Gather each line in the entries that includes the string "title".
:: AVAILABLE DATA
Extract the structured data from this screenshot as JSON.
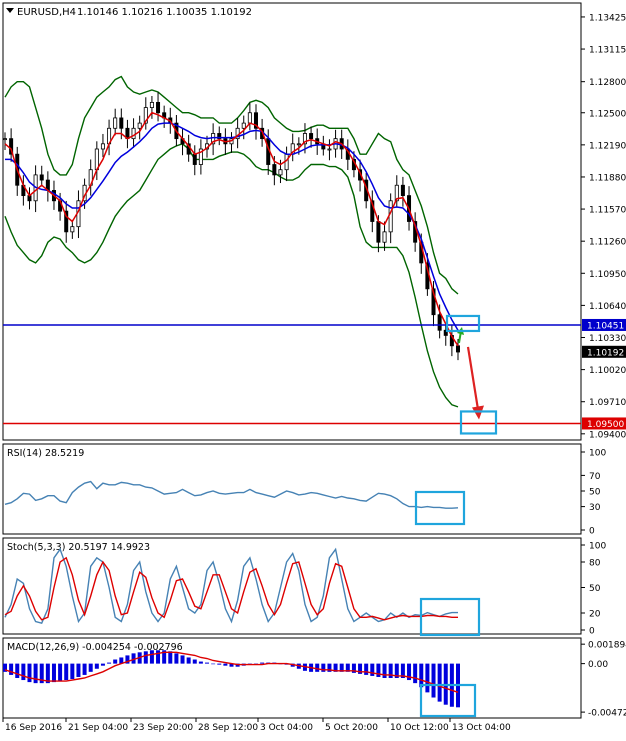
{
  "header": {
    "symbol": "EURUSD,H4",
    "ohlc": "1.10146 1.10216 1.10035 1.10192",
    "menu_icon": "triangle-down-icon"
  },
  "colors": {
    "candle": "#000000",
    "fast_ma": "#dd0000",
    "slow_ma": "#0000dd",
    "bands": "#006400",
    "hline_blue": "#0000cc",
    "hline_red": "#dd0000",
    "box": "#1fa5dd",
    "rsi": "#4682b4",
    "stoch_main": "#4682b4",
    "stoch_signal": "#dd0000",
    "macd_hist": "#0000dd",
    "macd_signal": "#dd0000"
  },
  "chart_data": [
    {
      "type": "line",
      "panel": "price",
      "title": "EURUSD,H4",
      "ylim": [
        1.0935,
        1.1355
      ],
      "y_ticks": [
        "1.13425",
        "1.13115",
        "1.12800",
        "1.12500",
        "1.12190",
        "1.11880",
        "1.11570",
        "1.11260",
        "1.10950",
        "1.10640",
        "1.10330",
        "1.10020",
        "1.09710",
        "1.09400"
      ],
      "price_labels": [
        {
          "label": "1.10451",
          "value": 1.10451
        },
        {
          "label": "1.10192",
          "value": 1.10192
        },
        {
          "label": "1.09500",
          "value": 1.095
        }
      ],
      "hlines": [
        1.10451,
        1.095
      ],
      "series": [
        {
          "values": [
            1.1225,
            1.121,
            1.118,
            1.117,
            1.1165,
            1.119,
            1.1185,
            1.1175,
            1.1165,
            1.1155,
            1.1135,
            1.114,
            1.1165,
            1.118,
            1.1195,
            1.1215,
            1.122,
            1.1235,
            1.1245,
            1.1235,
            1.1225,
            1.1235,
            1.124,
            1.1255,
            1.126,
            1.125,
            1.1245,
            1.124,
            1.1225,
            1.122,
            1.121,
            1.12,
            1.1215,
            1.122,
            1.123,
            1.1225,
            1.122,
            1.1225,
            1.1235,
            1.124,
            1.125,
            1.1235,
            1.1225,
            1.12,
            1.119,
            1.1195,
            1.121,
            1.122,
            1.122,
            1.123,
            1.1225,
            1.122,
            1.1215,
            1.1215,
            1.1225,
            1.1215,
            1.1205,
            1.1195,
            1.1185,
            1.1165,
            1.1145,
            1.1125,
            1.1135,
            1.1165,
            1.118,
            1.117,
            1.1145,
            1.1125,
            1.1105,
            1.108,
            1.1055,
            1.104,
            1.1035,
            1.1025,
            1.1019
          ]
        },
        {
          "values": [
            1.122,
            1.1215,
            1.1195,
            1.118,
            1.117,
            1.1175,
            1.118,
            1.1175,
            1.117,
            1.1165,
            1.115,
            1.1145,
            1.1155,
            1.117,
            1.118,
            1.1195,
            1.1205,
            1.122,
            1.123,
            1.123,
            1.1225,
            1.1228,
            1.1232,
            1.1242,
            1.125,
            1.1248,
            1.1245,
            1.1242,
            1.1232,
            1.1225,
            1.1218,
            1.121,
            1.1212,
            1.1216,
            1.1222,
            1.1224,
            1.1222,
            1.1223,
            1.1228,
            1.1233,
            1.124,
            1.1238,
            1.1232,
            1.1216,
            1.1203,
            1.12,
            1.1204,
            1.1212,
            1.1216,
            1.1222,
            1.1224,
            1.1222,
            1.122,
            1.1218,
            1.1222,
            1.122,
            1.1213,
            1.1203,
            1.1192,
            1.1178,
            1.1162,
            1.1145,
            1.1142,
            1.1154,
            1.1167,
            1.1168,
            1.1157,
            1.1141,
            1.1122,
            1.1099,
            1.1076,
            1.1058,
            1.1046,
            1.1034,
            1.1025
          ]
        },
        {
          "values": [
            1.1205,
            1.1205,
            1.12,
            1.1192,
            1.1183,
            1.1178,
            1.1176,
            1.1175,
            1.1172,
            1.1168,
            1.1162,
            1.1158,
            1.1158,
            1.1162,
            1.1168,
            1.1176,
            1.1184,
            1.1193,
            1.1202,
            1.1208,
            1.1212,
            1.1217,
            1.1222,
            1.1228,
            1.1235,
            1.1239,
            1.124,
            1.124,
            1.1238,
            1.1235,
            1.1232,
            1.1228,
            1.1226,
            1.1225,
            1.1226,
            1.1226,
            1.1226,
            1.1226,
            1.1227,
            1.1229,
            1.1232,
            1.1233,
            1.1232,
            1.1226,
            1.1219,
            1.1213,
            1.121,
            1.121,
            1.1212,
            1.1215,
            1.1218,
            1.1219,
            1.1219,
            1.1219,
            1.122,
            1.1219,
            1.1216,
            1.121,
            1.1203,
            1.1193,
            1.1181,
            1.1168,
            1.116,
            1.1158,
            1.1159,
            1.1158,
            1.1152,
            1.1142,
            1.1128,
            1.111,
            1.1092,
            1.1075,
            1.1062,
            1.105,
            1.104
          ]
        },
        {
          "values": [
            1.1265,
            1.1275,
            1.128,
            1.128,
            1.1275,
            1.1255,
            1.1235,
            1.121,
            1.1195,
            1.119,
            1.119,
            1.12,
            1.1225,
            1.1245,
            1.1255,
            1.1265,
            1.127,
            1.1275,
            1.1282,
            1.1285,
            1.1275,
            1.127,
            1.1268,
            1.127,
            1.1272,
            1.127,
            1.1265,
            1.126,
            1.1255,
            1.125,
            1.125,
            1.1248,
            1.1245,
            1.1245,
            1.1245,
            1.124,
            1.124,
            1.124,
            1.1245,
            1.1252,
            1.126,
            1.1262,
            1.126,
            1.1255,
            1.1245,
            1.124,
            1.1235,
            1.1232,
            1.1232,
            1.1233,
            1.1236,
            1.1238,
            1.1238,
            1.1235,
            1.1235,
            1.1235,
            1.1235,
            1.1225,
            1.121,
            1.121,
            1.122,
            1.123,
            1.1225,
            1.1222,
            1.1205,
            1.1195,
            1.119,
            1.1175,
            1.116,
            1.114,
            1.1115,
            1.1095,
            1.109,
            1.108,
            1.1075
          ]
        },
        {
          "values": [
            1.115,
            1.1135,
            1.1122,
            1.1115,
            1.1108,
            1.1105,
            1.1112,
            1.1125,
            1.113,
            1.1128,
            1.112,
            1.1115,
            1.1108,
            1.1105,
            1.1108,
            1.1115,
            1.1125,
            1.1138,
            1.115,
            1.1158,
            1.1165,
            1.117,
            1.1175,
            1.1185,
            1.1195,
            1.1205,
            1.121,
            1.1215,
            1.1218,
            1.122,
            1.1215,
            1.1205,
            1.1205,
            1.1205,
            1.1205,
            1.1208,
            1.121,
            1.1212,
            1.1212,
            1.121,
            1.1205,
            1.1198,
            1.1195,
            1.1195,
            1.1192,
            1.1188,
            1.1185,
            1.1185,
            1.1188,
            1.1195,
            1.12,
            1.12,
            1.12,
            1.1198,
            1.1198,
            1.1195,
            1.1188,
            1.117,
            1.114,
            1.1125,
            1.112,
            1.112,
            1.112,
            1.112,
            1.112,
            1.1112,
            1.1096,
            1.1072,
            1.1045,
            1.102,
            1.1,
            1.0985,
            1.0975,
            1.0968,
            1.0966
          ]
        }
      ]
    },
    {
      "type": "line",
      "panel": "rsi",
      "title": "RSI(14) 28.5219",
      "ylim": [
        0,
        100
      ],
      "y_ticks": [
        "100",
        "70",
        "50",
        "30",
        "0"
      ],
      "series": [
        {
          "values": [
            33,
            35,
            40,
            47,
            46,
            38,
            40,
            44,
            44,
            37,
            35,
            48,
            55,
            60,
            62,
            53,
            60,
            58,
            58,
            61,
            60,
            58,
            58,
            55,
            54,
            50,
            46,
            47,
            48,
            52,
            48,
            44,
            45,
            48,
            50,
            47,
            46,
            47,
            48,
            48,
            52,
            48,
            46,
            44,
            42,
            46,
            50,
            48,
            45,
            46,
            48,
            47,
            45,
            43,
            41,
            43,
            41,
            40,
            38,
            37,
            42,
            47,
            46,
            44,
            40,
            34,
            30,
            30,
            29,
            30,
            29,
            29,
            28,
            28,
            28.5
          ]
        }
      ]
    },
    {
      "type": "line",
      "panel": "stochastic",
      "title": "Stoch(5,3,3) 20.5197 14.9923",
      "ylim": [
        0,
        100
      ],
      "y_ticks": [
        "100",
        "80",
        "50",
        "20",
        "0"
      ],
      "series": [
        {
          "values": [
            15,
            30,
            60,
            55,
            25,
            10,
            8,
            25,
            85,
            95,
            75,
            40,
            10,
            20,
            75,
            85,
            80,
            50,
            15,
            10,
            30,
            70,
            80,
            45,
            20,
            10,
            20,
            60,
            75,
            50,
            25,
            20,
            30,
            70,
            80,
            55,
            25,
            10,
            35,
            75,
            85,
            60,
            30,
            10,
            20,
            50,
            80,
            90,
            70,
            30,
            10,
            15,
            40,
            85,
            95,
            60,
            25,
            10,
            15,
            20,
            15,
            10,
            12,
            20,
            15,
            20,
            15,
            18,
            17,
            20.5,
            18,
            16,
            19,
            20.5,
            20.5
          ]
        },
        {
          "values": [
            18,
            22,
            40,
            52,
            40,
            22,
            12,
            15,
            50,
            80,
            85,
            65,
            35,
            18,
            40,
            65,
            80,
            70,
            40,
            18,
            20,
            45,
            68,
            62,
            38,
            20,
            15,
            35,
            58,
            60,
            45,
            28,
            25,
            45,
            65,
            65,
            45,
            25,
            20,
            45,
            68,
            72,
            52,
            30,
            18,
            30,
            55,
            78,
            80,
            55,
            30,
            18,
            25,
            55,
            78,
            75,
            50,
            25,
            15,
            15,
            16,
            14,
            12,
            14,
            16,
            17,
            16,
            16,
            16,
            17,
            17,
            16,
            16,
            15,
            15
          ]
        }
      ]
    },
    {
      "type": "bar",
      "panel": "macd",
      "title": "MACD(12,26,9) -0.004254 -0.002796",
      "ylim": [
        -0.0051,
        0.0023
      ],
      "y_ticks": [
        "0.001894",
        "0.00",
        "-0.004721"
      ],
      "series": [
        {
          "name": "histogram",
          "values": [
            -0.0008,
            -0.0011,
            -0.0014,
            -0.0016,
            -0.0018,
            -0.0019,
            -0.0019,
            -0.0019,
            -0.0018,
            -0.0017,
            -0.0016,
            -0.0015,
            -0.0013,
            -0.0011,
            -0.0008,
            -0.0005,
            -0.0002,
            0.0001,
            0.0004,
            0.0006,
            0.0008,
            0.001,
            0.0011,
            0.0012,
            0.0013,
            0.0013,
            0.0013,
            0.0012,
            0.001,
            0.0008,
            0.0006,
            0.0004,
            0.0002,
            0.0001,
            0.0,
            -0.0001,
            -0.0002,
            -0.0003,
            -0.0003,
            -0.0002,
            -0.0001,
            0.0,
            0.0001,
            0.0001,
            0.0001,
            0.0,
            -0.0001,
            -0.0003,
            -0.0005,
            -0.0007,
            -0.0008,
            -0.0008,
            -0.0008,
            -0.0008,
            -0.0008,
            -0.0008,
            -0.0008,
            -0.0009,
            -0.001,
            -0.0011,
            -0.0012,
            -0.0013,
            -0.0014,
            -0.0014,
            -0.0014,
            -0.0014,
            -0.0016,
            -0.0019,
            -0.0023,
            -0.0028,
            -0.0033,
            -0.0037,
            -0.004,
            -0.0042,
            -0.004254
          ]
        },
        {
          "name": "signal",
          "values": [
            -0.0006,
            -0.0008,
            -0.001,
            -0.0012,
            -0.0014,
            -0.0015,
            -0.0016,
            -0.0017,
            -0.0017,
            -0.0017,
            -0.0017,
            -0.0016,
            -0.0015,
            -0.0014,
            -0.0012,
            -0.001,
            -0.0008,
            -0.0005,
            -0.0002,
            0.0,
            0.0002,
            0.0004,
            0.0006,
            0.0008,
            0.0009,
            0.001,
            0.0011,
            0.0011,
            0.0011,
            0.001,
            0.0009,
            0.0008,
            0.0006,
            0.0005,
            0.0003,
            0.0002,
            0.0001,
            0.0,
            -0.0001,
            -0.0001,
            -0.0001,
            -0.0001,
            -0.0001,
            0.0,
            0.0,
            0.0,
            0.0,
            -0.0001,
            -0.0002,
            -0.0003,
            -0.0004,
            -0.0005,
            -0.0006,
            -0.0006,
            -0.0007,
            -0.0007,
            -0.0007,
            -0.0007,
            -0.0008,
            -0.0008,
            -0.0009,
            -0.001,
            -0.0011,
            -0.0011,
            -0.0012,
            -0.0012,
            -0.0013,
            -0.0014,
            -0.0016,
            -0.0018,
            -0.002,
            -0.0022,
            -0.0024,
            -0.0026,
            -0.002796
          ]
        }
      ]
    }
  ],
  "x_axis": {
    "labels": [
      "16 Sep 2016",
      "21 Sep 04:00",
      "23 Sep 20:00",
      "28 Sep 12:00",
      "3 Oct 04:00",
      "5 Oct 20:00",
      "10 Oct 12:00",
      "13 Oct 04:00"
    ]
  }
}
::::
> [ANSWER TO THE EXERCISE]
      "title": "EURUSD,H4",
      "title": "RSI(14) 28.5219",
      "title": "Stoch(5,3,3) 20.5197 14.9923",
      "title": "MACD(12,26,9) -0.004254 -0.002796",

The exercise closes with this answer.